** WHAT YOU NEED TO DO **
Gather all lines containing the string "услуги" and copy them out.

• • •

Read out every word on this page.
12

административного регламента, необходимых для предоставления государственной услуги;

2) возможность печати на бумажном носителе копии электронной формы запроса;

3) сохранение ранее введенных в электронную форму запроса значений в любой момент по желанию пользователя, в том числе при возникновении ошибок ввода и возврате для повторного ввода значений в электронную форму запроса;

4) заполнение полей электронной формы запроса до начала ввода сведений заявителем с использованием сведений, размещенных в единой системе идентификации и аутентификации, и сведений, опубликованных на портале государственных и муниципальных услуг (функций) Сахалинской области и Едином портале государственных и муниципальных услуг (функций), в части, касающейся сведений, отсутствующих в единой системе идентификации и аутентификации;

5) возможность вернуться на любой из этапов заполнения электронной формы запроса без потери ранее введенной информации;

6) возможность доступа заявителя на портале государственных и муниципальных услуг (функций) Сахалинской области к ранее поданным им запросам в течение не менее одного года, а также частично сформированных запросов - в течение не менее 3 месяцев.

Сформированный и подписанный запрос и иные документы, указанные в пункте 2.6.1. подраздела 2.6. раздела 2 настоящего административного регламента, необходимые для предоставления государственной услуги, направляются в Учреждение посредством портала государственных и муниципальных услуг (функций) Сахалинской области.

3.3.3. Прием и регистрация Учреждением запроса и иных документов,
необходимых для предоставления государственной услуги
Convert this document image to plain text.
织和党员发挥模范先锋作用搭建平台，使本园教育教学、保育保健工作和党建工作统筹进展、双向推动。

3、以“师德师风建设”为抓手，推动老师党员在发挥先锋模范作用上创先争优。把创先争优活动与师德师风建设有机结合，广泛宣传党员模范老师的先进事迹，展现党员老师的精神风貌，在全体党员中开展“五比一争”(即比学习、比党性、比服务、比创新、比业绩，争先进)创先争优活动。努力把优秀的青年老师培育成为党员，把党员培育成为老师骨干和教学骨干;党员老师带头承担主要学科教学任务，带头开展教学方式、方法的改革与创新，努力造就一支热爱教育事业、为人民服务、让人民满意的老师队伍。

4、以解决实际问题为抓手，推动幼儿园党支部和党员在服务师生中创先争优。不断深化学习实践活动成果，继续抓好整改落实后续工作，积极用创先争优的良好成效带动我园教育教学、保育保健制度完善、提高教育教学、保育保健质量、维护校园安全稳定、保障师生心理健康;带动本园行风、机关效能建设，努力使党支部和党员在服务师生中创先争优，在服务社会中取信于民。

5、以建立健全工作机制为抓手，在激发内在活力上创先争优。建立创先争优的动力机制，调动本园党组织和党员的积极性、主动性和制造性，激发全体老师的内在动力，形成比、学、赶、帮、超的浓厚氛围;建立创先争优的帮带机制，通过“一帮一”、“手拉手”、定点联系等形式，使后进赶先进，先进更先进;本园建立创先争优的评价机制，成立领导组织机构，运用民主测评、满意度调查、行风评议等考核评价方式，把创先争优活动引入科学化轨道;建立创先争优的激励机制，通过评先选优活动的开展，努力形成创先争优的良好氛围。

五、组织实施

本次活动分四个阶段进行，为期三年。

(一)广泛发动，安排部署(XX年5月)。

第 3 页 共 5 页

• • •

** EXERCISE ANSWER **
административного регламента, необходимых для предоставления государственной услуги;
Сформированный и подписанный запрос и иные документы, указанные в пункте 2.6.1. подраздела 2.6. раздела 2 настоящего административного регламента, необходимые для предоставления государственной услуги, направляются в Учреждение посредством портала государственных и муниципальных услуг (функций) Сахалинской области.
необходимых для предоставления государственной услуги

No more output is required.